_What is needed:_
Rewrite everything from the start of the listing down to the line containing "border-color-label: 边框色值：e7ecf0 bbox=[51, 142, 155, 156]", replacing "current-page" with "active-page" and changing nothing else.

###

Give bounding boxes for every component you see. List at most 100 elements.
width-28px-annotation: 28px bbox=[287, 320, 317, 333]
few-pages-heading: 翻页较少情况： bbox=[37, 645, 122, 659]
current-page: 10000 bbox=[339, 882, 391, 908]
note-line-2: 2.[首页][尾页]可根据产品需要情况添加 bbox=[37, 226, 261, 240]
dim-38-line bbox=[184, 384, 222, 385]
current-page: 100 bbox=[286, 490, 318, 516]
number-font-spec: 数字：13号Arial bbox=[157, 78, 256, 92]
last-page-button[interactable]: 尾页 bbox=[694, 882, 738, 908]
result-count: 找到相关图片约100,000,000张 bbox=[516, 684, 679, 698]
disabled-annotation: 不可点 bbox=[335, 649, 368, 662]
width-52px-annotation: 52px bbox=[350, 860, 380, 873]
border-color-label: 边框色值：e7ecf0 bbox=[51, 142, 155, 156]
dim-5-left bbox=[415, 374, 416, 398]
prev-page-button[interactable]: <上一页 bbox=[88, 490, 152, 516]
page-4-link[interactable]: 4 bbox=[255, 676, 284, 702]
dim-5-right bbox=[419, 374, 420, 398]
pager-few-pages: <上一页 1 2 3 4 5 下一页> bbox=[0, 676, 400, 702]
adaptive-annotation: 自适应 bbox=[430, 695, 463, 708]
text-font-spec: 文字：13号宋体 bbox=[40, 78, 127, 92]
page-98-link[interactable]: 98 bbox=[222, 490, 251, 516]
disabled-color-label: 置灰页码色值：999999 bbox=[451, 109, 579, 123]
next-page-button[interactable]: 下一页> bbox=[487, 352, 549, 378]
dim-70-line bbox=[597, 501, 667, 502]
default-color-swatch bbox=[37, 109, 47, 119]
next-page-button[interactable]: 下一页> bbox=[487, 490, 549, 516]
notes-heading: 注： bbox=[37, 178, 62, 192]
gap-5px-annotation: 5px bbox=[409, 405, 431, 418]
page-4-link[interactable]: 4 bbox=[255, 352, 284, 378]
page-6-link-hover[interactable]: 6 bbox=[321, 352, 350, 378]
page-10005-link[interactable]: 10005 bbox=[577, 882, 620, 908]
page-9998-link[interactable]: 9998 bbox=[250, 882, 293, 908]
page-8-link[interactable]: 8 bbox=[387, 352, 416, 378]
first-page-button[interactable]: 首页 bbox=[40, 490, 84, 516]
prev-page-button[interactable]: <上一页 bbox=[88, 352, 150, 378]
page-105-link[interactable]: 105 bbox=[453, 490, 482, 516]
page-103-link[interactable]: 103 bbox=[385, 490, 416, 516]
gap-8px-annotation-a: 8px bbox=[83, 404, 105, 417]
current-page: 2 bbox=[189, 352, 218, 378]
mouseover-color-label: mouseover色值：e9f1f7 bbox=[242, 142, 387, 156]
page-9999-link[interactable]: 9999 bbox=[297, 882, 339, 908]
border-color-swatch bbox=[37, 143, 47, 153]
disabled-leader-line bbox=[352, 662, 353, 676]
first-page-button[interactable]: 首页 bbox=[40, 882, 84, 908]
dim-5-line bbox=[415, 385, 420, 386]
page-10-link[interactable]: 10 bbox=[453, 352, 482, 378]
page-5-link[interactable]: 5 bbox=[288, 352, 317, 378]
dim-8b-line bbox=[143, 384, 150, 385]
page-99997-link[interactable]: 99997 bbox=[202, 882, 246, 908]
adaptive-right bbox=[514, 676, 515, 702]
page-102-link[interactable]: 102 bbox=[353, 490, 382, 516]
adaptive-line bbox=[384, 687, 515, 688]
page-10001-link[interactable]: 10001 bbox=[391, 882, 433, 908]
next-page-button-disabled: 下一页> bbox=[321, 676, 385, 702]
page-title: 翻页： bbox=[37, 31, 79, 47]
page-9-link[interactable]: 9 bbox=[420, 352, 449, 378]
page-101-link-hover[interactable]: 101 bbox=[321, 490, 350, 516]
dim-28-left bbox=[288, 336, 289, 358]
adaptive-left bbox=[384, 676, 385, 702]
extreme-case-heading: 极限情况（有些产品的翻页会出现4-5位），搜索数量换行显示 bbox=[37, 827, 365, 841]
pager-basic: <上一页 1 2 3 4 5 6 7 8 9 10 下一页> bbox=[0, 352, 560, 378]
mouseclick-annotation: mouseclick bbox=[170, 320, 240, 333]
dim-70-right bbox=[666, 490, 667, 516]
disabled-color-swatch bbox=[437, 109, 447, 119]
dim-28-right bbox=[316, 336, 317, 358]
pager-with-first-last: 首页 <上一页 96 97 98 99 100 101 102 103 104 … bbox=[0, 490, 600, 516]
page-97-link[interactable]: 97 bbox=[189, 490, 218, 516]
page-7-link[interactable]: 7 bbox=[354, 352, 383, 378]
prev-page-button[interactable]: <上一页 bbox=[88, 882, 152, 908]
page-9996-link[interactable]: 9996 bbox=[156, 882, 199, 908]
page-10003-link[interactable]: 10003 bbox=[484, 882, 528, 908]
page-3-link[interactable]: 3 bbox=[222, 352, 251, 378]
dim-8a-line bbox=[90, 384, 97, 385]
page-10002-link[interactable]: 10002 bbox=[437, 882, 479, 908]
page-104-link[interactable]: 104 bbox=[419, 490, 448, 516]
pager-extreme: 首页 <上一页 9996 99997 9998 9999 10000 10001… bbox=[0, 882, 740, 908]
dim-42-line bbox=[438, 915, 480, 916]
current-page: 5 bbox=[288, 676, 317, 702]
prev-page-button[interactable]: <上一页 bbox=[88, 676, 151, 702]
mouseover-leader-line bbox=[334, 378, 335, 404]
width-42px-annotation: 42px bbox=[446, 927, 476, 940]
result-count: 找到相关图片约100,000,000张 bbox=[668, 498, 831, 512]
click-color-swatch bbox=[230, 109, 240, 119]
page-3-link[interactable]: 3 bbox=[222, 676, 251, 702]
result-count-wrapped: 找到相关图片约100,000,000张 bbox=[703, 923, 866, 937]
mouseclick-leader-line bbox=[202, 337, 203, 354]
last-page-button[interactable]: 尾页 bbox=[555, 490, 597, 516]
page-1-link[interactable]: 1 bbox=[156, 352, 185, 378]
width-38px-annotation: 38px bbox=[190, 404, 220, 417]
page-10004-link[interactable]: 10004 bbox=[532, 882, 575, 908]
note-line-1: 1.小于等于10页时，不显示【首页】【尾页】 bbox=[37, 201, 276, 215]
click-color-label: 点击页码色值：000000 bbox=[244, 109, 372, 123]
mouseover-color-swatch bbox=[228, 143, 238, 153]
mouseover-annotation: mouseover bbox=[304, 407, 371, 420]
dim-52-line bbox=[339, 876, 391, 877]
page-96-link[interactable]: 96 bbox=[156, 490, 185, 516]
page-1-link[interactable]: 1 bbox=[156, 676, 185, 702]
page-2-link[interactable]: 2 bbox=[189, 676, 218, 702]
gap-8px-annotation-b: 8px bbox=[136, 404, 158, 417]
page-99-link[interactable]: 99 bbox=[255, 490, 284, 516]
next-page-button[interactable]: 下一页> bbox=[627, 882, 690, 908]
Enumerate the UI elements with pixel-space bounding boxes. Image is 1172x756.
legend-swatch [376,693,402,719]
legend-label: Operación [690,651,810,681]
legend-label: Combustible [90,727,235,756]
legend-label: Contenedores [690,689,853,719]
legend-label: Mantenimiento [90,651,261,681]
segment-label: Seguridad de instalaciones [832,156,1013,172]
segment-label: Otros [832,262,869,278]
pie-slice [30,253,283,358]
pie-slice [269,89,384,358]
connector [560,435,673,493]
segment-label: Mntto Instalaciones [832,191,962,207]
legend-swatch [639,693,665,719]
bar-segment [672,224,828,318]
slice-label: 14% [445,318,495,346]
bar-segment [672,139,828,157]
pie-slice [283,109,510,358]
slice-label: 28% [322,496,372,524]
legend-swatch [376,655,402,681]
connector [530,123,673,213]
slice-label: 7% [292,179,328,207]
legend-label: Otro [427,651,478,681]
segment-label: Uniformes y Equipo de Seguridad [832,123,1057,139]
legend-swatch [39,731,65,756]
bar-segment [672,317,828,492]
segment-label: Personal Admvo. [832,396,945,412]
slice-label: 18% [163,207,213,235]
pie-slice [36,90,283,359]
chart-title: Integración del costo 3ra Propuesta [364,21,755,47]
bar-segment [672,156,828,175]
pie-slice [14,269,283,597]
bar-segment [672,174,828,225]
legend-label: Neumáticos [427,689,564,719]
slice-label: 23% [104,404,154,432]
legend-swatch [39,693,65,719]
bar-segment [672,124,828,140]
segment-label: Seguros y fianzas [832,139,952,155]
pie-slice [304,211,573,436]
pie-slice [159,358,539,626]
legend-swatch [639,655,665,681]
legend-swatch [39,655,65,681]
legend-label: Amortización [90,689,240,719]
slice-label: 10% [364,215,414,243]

###

_Written answer:_
Give bounding boxes for every component you see. List at most 100 elements.
width-28px-annotation: 28px bbox=[287, 320, 317, 333]
few-pages-heading: 翻页较少情况： bbox=[37, 645, 122, 659]
active-page: 10000 bbox=[339, 882, 391, 908]
note-line-2: 2.[首页][尾页]可根据产品需要情况添加 bbox=[37, 226, 261, 240]
dim-38-line bbox=[184, 384, 222, 385]
active-page: 100 bbox=[286, 490, 318, 516]
number-font-spec: 数字：13号Arial bbox=[157, 78, 256, 92]
last-page-button[interactable]: 尾页 bbox=[694, 882, 738, 908]
result-count: 找到相关图片约100,000,000张 bbox=[516, 684, 679, 698]
disabled-annotation: 不可点 bbox=[335, 649, 368, 662]
width-52px-annotation: 52px bbox=[350, 860, 380, 873]
border-color-label: 边框色值：e7ecf0 bbox=[51, 142, 155, 156]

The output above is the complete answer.